# [Record set]

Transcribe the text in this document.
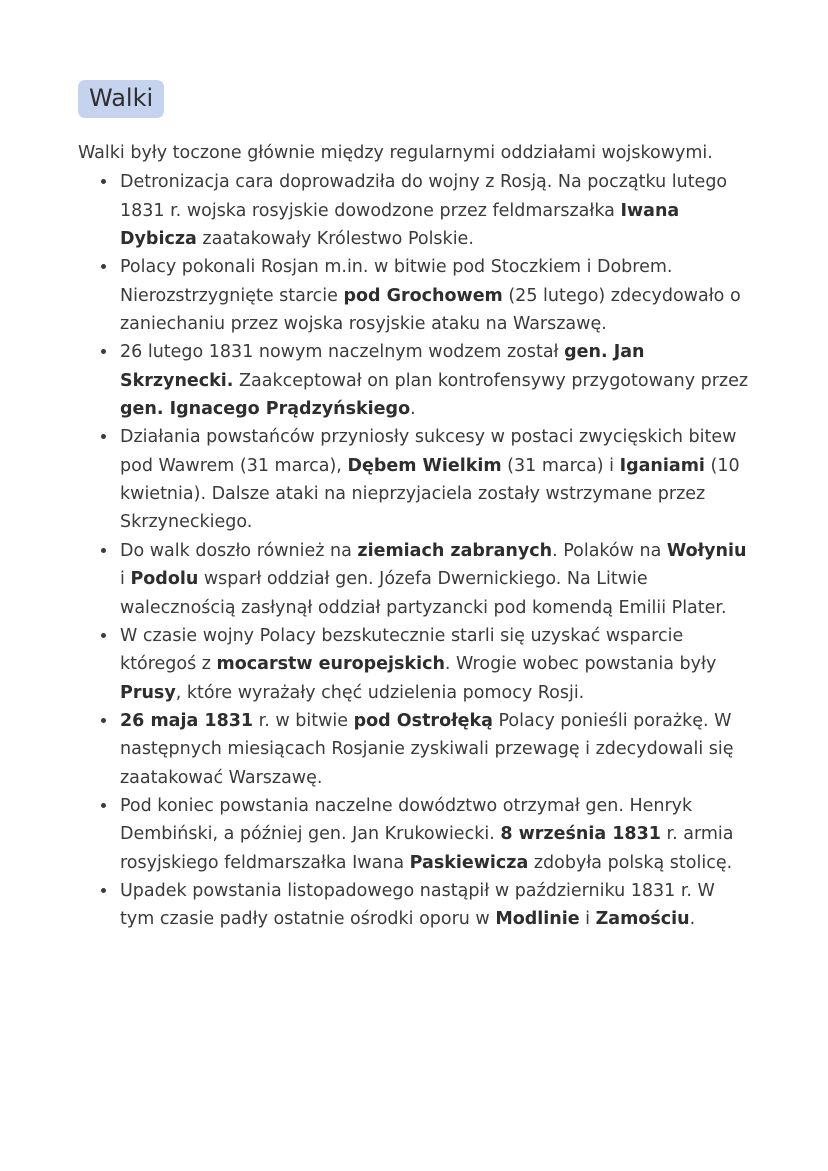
Walki

Walki były toczone głównie między regularnymi oddziałami wojskowymi.

• Detronizacja cara doprowadziła do wojny z Rosją. Na początku lutego 1831 r. wojska rosyjskie dowodzone przez feldmarszałka Iwana Dybicza zaatakowały Królestwo Polskie.
• Polacy pokonali Rosjan m.in. w bitwie pod Stoczkiem i Dobrem. Nierozstrzygnięte starcie pod Grochowem (25 lutego) zdecydowało o zaniechaniu przez wojska rosyjskie ataku na Warszawę.
• 26 lutego 1831 nowym naczelnym wodzem został gen. Jan Skrzynecki. Zaakceptował on plan kontrofensywy przygotowany przez gen. Ignacego Prądzyńskiego.
• Działania powstańców przyniosły sukcesy w postaci zwycięskich bitew pod Wawrem (31 marca), Dębem Wielkim (31 marca) i Iganiami (10 kwietnia). Dalsze ataki na nieprzyjaciela zostały wstrzymane przez Skrzyneckiego.
• Do walk doszło również na ziemiach zabranych. Polaków na Wołyniu i Podolu wsparł oddział gen. Józefa Dwernickiego. Na Litwie walecznością zasłynął oddział partyzancki pod komendą Emilii Plater.
• W czasie wojny Polacy bezskutecznie starli się uzyskać wsparcie któregoś z mocarstw europejskich. Wrogie wobec powstania były Prusy, które wyrażały chęć udzielenia pomocy Rosji.
• 26 maja 1831 r. w bitwie pod Ostrołęką Polacy ponieśli porażkę. W następnych miesiącach Rosjanie zyskiwali przewagę i zdecydowali się zaatakować Warszawę.
• Pod koniec powstania naczelne dowództwo otrzymał gen. Henryk Dembiński, a później gen. Jan Krukowiecki. 8 września 1831 r. armia rosyjskiego feldmarszałka Iwana Paskiewicza zdobyła polską stolicę.
• Upadek powstania listopadowego nastąpił w październiku 1831 r. W tym czasie padły ostatnie ośrodki oporu w Modlinie i Zamościu.
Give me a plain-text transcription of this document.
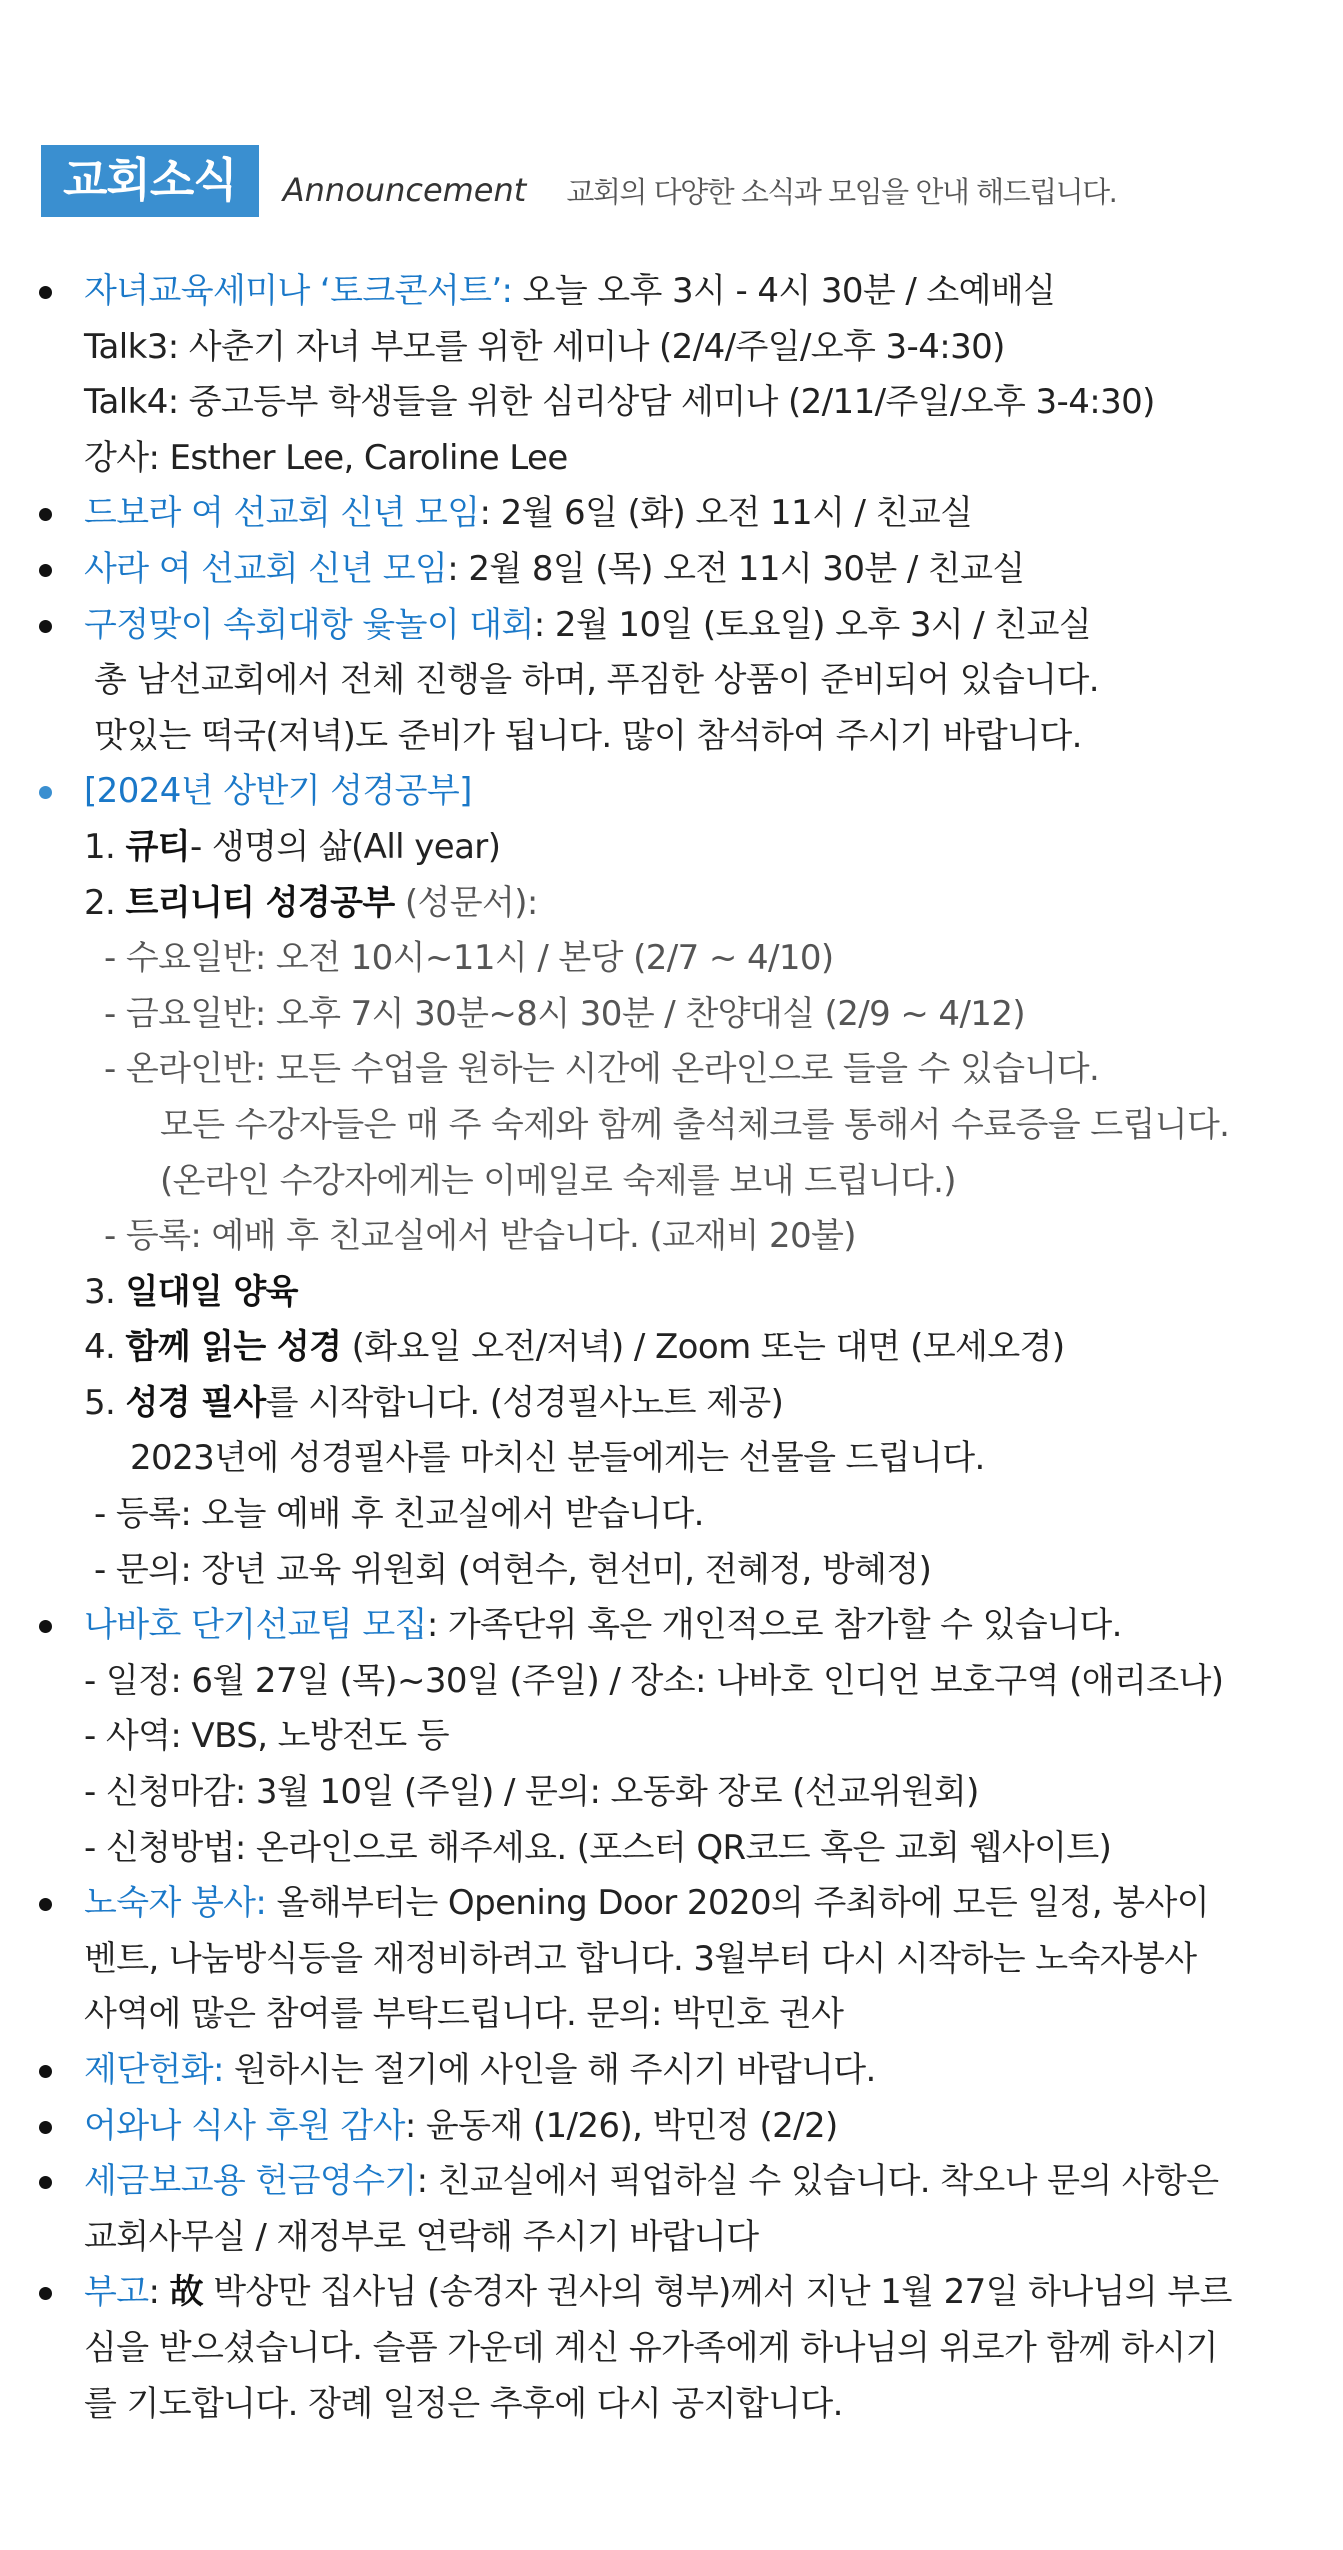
교회소식	Announcement 교회의 다양한 소식과 모임을 안내 해드립니다.
자녀교육세미나 ‘토크콘서트’: 오늘 오후 3시 - 4시 30분 / 소예배실
Talk3: 사춘기 자녀 부모를 위한 세미나 (2/4/주일/오후 3-4:30)
Talk4: 중고등부 학생들을 위한 심리상담 세미나 (2/11/주일/오후 3-4:30)
강사: Esther Lee, Caroline Lee
드보라 여 선교회 신년 모임: 2월 6일 (화) 오전 11시 / 친교실
사라 여 선교회 신년 모임: 2월 8일 (목) 오전 11시 30분 / 친교실
구정맞이 속회대항 윷놀이 대회: 2월 10일 (토요일) 오후 3시 / 친교실
총 남선교회에서 전체 진행을 하며, 푸짐한 상품이 준비되어 있습니다.
맛있는 떡국(저녁)도 준비가 됩니다. 많이 참석하여 주시기 바랍니다.
[2024년 상반기 성경공부]
1. 큐티- 생명의 삶(All year)
2. 트리니티 성경공부 (성문서):
- 수요일반: 오전 10시~11시 / 본당 (2/7 ~ 4/10)
- 금요일반: 오후 7시 30분~8시 30분 / 찬양대실 (2/9 ~ 4/12)
- 온라인반: 모든 수업을 원하는 시간에 온라인으로 들을 수 있습니다.
모든 수강자들은 매 주 숙제와 함께 출석체크를 통해서 수료증을 드립니다.
(온라인 수강자에게는 이메일로 숙제를 보내 드립니다.)
- 등록: 예배 후 친교실에서 받습니다. (교재비 20불)
3. 일대일 양육
4. 함께 읽는 성경 (화요일 오전/저녁) / Zoom 또는 대면 (모세오경)
5. 성경 필사를 시작합니다. (성경필사노트 제공)
2023년에 성경필사를 마치신 분들에게는 선물을 드립니다.
- 등록: 오늘 예배 후 친교실에서 받습니다.
- 문의: 장년 교육 위원회 (여현수, 현선미, 전혜정, 방혜정)
나바호 단기선교팀 모집: 가족단위 혹은 개인적으로 참가할 수 있습니다.
- 일정: 6월 27일 (목)~30일 (주일) / 장소: 나바호 인디언 보호구역 (애리조나)
- 사역: VBS, 노방전도 등
- 신청마감: 3월 10일 (주일) / 문의: 오동화 장로 (선교위원회)
- 신청방법: 온라인으로 해주세요. (포스터 QR코드 혹은 교회 웹사이트)
노숙자 봉사: 올해부터는 Opening Door 2020의 주최하에 모든 일정, 봉사이
벤트, 나눔방식등을 재정비하려고 합니다. 3월부터 다시 시작하는 노숙자봉사
사역에 많은 참여를 부탁드립니다. 문의: 박민호 권사
제단헌화: 원하시는 절기에 사인을 해 주시기 바랍니다.
어와나 식사 후원 감사: 윤동재 (1/26), 박민정 (2/2)
세금보고용 헌금영수기: 친교실에서 픽업하실 수 있습니다. 착오나 문의 사항은
교회사무실 / 재정부로 연락해 주시기 바랍니다
부고: 故 박상만 집사님 (송경자 권사의 형부)께서 지난 1월 27일 하나님의 부르
심을 받으셨습니다. 슬픔 가운데 계신 유가족에게 하나님의 위로가 함께 하시기
를 기도합니다. 장례 일정은 추후에 다시 공지합니다.
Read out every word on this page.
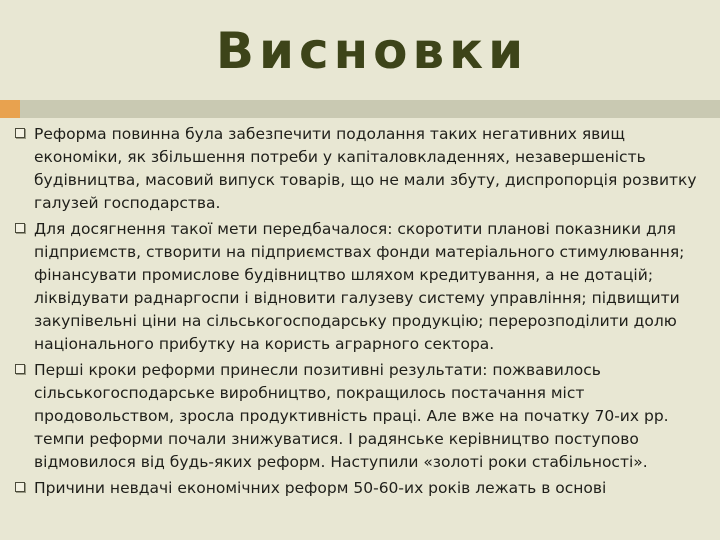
Висновки
Реформа повинна була забезпечити подолання таких негативних явищ економіки, як збільшення потреби у капіталовкладеннях, незавершеність будівництва, масовий випуск товарів, що не мали збуту, диспропорція розвитку галузей господарства.
Для досягнення такої мети передбачалося: скоротити планові показники для підприємств, створити на підприємствах фонди матеріального стимулювання; фінансувати промислове будівництво шляхом кредитування, а не дотацій; ліквідувати раднаргоспи і відновити галузеву систему управління; підвищити закупівельні ціни на сільськогосподарську продукцію; перерозподілити долю національного прибутку на користь аграрного сектора.
Перші кроки реформи принесли позитивні результати: пожвавилось сільськогосподарське виробництво, покращилось постачання міст продовольством, зросла продуктивність праці. Але вже на початку 70-их рр. темпи реформи почали знижуватися. І радянське керівництво поступово відмовилося від будь-яких реформ. Наступили «золоті роки стабільності».
Причини невдачі економічних реформ 50-60-их років лежать в основі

# [Given problem]
Give the material again exactly as it is, but keep the pictures out.

# [Solution below]
Transcribe the text in this document.
Walki

Walki były toczone głównie między regularnymi oddziałami wojskowymi.

• Detronizacja cara doprowadziła do wojny z Rosją. Na początku lutego 1831 r. wojska rosyjskie dowodzone przez feldmarszałka Iwana Dybicza zaatakowały Królestwo Polskie.
• Polacy pokonali Rosjan m.in. w bitwie pod Stoczkiem i Dobrem. Nierozstrzygnięte starcie pod Grochowem (25 lutego) zdecydowało o zaniechaniu przez wojska rosyjskie ataku na Warszawę.
• 26 lutego 1831 nowym naczelnym wodzem został gen. Jan Skrzynecki. Zaakceptował on plan kontrofensywy przygotowany przez gen. Ignacego Prądzyńskiego.
• Działania powstańców przyniosły sukcesy w postaci zwycięskich bitew pod Wawrem (31 marca), Dębem Wielkim (31 marca) i Iganiami (10 kwietnia). Dalsze ataki na nieprzyjaciela zostały wstrzymane przez Skrzyneckiego.
• Do walk doszło również na ziemiach zabranych. Polaków na Wołyniu i Podolu wsparł oddział gen. Józefa Dwernickiego. Na Litwie walecznością zasłynął oddział partyzancki pod komendą Emilii Plater.
• W czasie wojny Polacy bezskutecznie starli się uzyskać wsparcie któregoś z mocarstw europejskich. Wrogie wobec powstania były Prusy, które wyrażały chęć udzielenia pomocy Rosji.
• 26 maja 1831 r. w bitwie pod Ostrołęką Polacy ponieśli porażkę. W następnych miesiącach Rosjanie zyskiwali przewagę i zdecydowali się zaatakować Warszawę.
• Pod koniec powstania naczelne dowództwo otrzymał gen. Henryk Dembiński, a później gen. Jan Krukowiecki. 8 września 1831 r. armia rosyjskiego feldmarszałka Iwana Paskiewicza zdobyła polską stolicę.
• Upadek powstania listopadowego nastąpił w październiku 1831 r. W tym czasie padły ostatnie ośrodki oporu w Modlinie i Zamościu.
Give me a plain-text transcription of this document.
교회소식	Announcement 교회의 다양한 소식과 모임을 안내 해드립니다.
자녀교육세미나 ‘토크콘서트’: 오늘 오후 3시 - 4시 30분 / 소예배실
Talk3: 사춘기 자녀 부모를 위한 세미나 (2/4/주일/오후 3-4:30)
Talk4: 중고등부 학생들을 위한 심리상담 세미나 (2/11/주일/오후 3-4:30)
강사: Esther Lee, Caroline Lee
드보라 여 선교회 신년 모임: 2월 6일 (화) 오전 11시 / 친교실
사라 여 선교회 신년 모임: 2월 8일 (목) 오전 11시 30분 / 친교실
구정맞이 속회대항 윷놀이 대회: 2월 10일 (토요일) 오후 3시 / 친교실
총 남선교회에서 전체 진행을 하며, 푸짐한 상품이 준비되어 있습니다.
맛있는 떡국(저녁)도 준비가 됩니다. 많이 참석하여 주시기 바랍니다.
[2024년 상반기 성경공부]
1. 큐티- 생명의 삶(All year)
2. 트리니티 성경공부 (성문서):
- 수요일반: 오전 10시~11시 / 본당 (2/7 ~ 4/10)
- 금요일반: 오후 7시 30분~8시 30분 / 찬양대실 (2/9 ~ 4/12)
- 온라인반: 모든 수업을 원하는 시간에 온라인으로 들을 수 있습니다.
모든 수강자들은 매 주 숙제와 함께 출석체크를 통해서 수료증을 드립니다.
(온라인 수강자에게는 이메일로 숙제를 보내 드립니다.)
- 등록: 예배 후 친교실에서 받습니다. (교재비 20불)
3. 일대일 양육
4. 함께 읽는 성경 (화요일 오전/저녁) / Zoom 또는 대면 (모세오경)
5. 성경 필사를 시작합니다. (성경필사노트 제공)
2023년에 성경필사를 마치신 분들에게는 선물을 드립니다.
- 등록: 오늘 예배 후 친교실에서 받습니다.
- 문의: 장년 교육 위원회 (여현수, 현선미, 전혜정, 방혜정)
나바호 단기선교팀 모집: 가족단위 혹은 개인적으로 참가할 수 있습니다.
- 일정: 6월 27일 (목)~30일 (주일) / 장소: 나바호 인디언 보호구역 (애리조나)
- 사역: VBS, 노방전도 등
- 신청마감: 3월 10일 (주일) / 문의: 오동화 장로 (선교위원회)
- 신청방법: 온라인으로 해주세요. (포스터 QR코드 혹은 교회 웹사이트)
노숙자 봉사: 올해부터는 Opening Door 2020의 주최하에 모든 일정, 봉사이
벤트, 나눔방식등을 재정비하려고 합니다. 3월부터 다시 시작하는 노숙자봉사
사역에 많은 참여를 부탁드립니다. 문의: 박민호 권사
제단헌화: 원하시는 절기에 사인을 해 주시기 바랍니다.
어와나 식사 후원 감사: 윤동재 (1/26), 박민정 (2/2)
세금보고용 헌금영수기: 친교실에서 픽업하실 수 있습니다. 착오나 문의 사항은
교회사무실 / 재정부로 연락해 주시기 바랍니다
부고: 故 박상만 집사님 (송경자 권사의 형부)께서 지난 1월 27일 하나님의 부르
심을 받으셨습니다. 슬픔 가운데 계신 유가족에게 하나님의 위로가 함께 하시기
를 기도합니다. 장례 일정은 추후에 다시 공지합니다.
Read out every word on this page.
Висновки
Реформа повинна була забезпечити подолання таких негативних явищ економіки, як збільшення потреби у капіталовкладеннях, незавершеність будівництва, масовий випуск товарів, що не мали збуту, диспропорція розвитку галузей господарства.
Для досягнення такої мети передбачалося: скоротити планові показники для підприємств, створити на підприємствах фонди матеріального стимулювання; фінансувати промислове будівництво шляхом кредитування, а не дотацій; ліквідувати раднаргоспи і відновити галузеву систему управління; підвищити закупівельні ціни на сільськогосподарську продукцію; перерозподілити долю національного прибутку на користь аграрного сектора.
Перші кроки реформи принесли позитивні результати: пожвавилось сільськогосподарське виробництво, покращилось постачання міст продовольством, зросла продуктивність праці. Але вже на початку 70-их рр. темпи реформи почали знижуватися. І радянське керівництво поступово відмовилося від будь-яких реформ. Наступили «золоті роки стабільності».
Причини невдачі економічних реформ 50-60-их років лежать в основі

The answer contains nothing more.